What you will do:
Check each line of the data below for the word "title", then extract the ones that have it.

Exercise inputs:
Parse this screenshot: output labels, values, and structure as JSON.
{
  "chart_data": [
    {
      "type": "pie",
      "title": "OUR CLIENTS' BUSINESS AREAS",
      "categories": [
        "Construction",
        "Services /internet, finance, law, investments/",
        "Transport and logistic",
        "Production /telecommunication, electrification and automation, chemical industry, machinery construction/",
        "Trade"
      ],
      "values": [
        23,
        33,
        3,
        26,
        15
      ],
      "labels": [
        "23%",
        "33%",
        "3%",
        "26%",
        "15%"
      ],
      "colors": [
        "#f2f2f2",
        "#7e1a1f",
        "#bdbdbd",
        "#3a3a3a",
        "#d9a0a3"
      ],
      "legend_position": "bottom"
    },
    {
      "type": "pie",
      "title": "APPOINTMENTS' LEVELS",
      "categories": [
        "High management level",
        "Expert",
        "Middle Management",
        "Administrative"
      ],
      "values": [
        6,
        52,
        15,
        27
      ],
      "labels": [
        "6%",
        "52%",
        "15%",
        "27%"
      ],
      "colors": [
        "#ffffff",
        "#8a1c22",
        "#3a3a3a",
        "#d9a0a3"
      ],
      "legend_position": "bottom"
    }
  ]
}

Complete output:
      "title": "OUR CLIENTS' BUSINESS AREAS",
      "title": "APPOINTMENTS' LEVELS",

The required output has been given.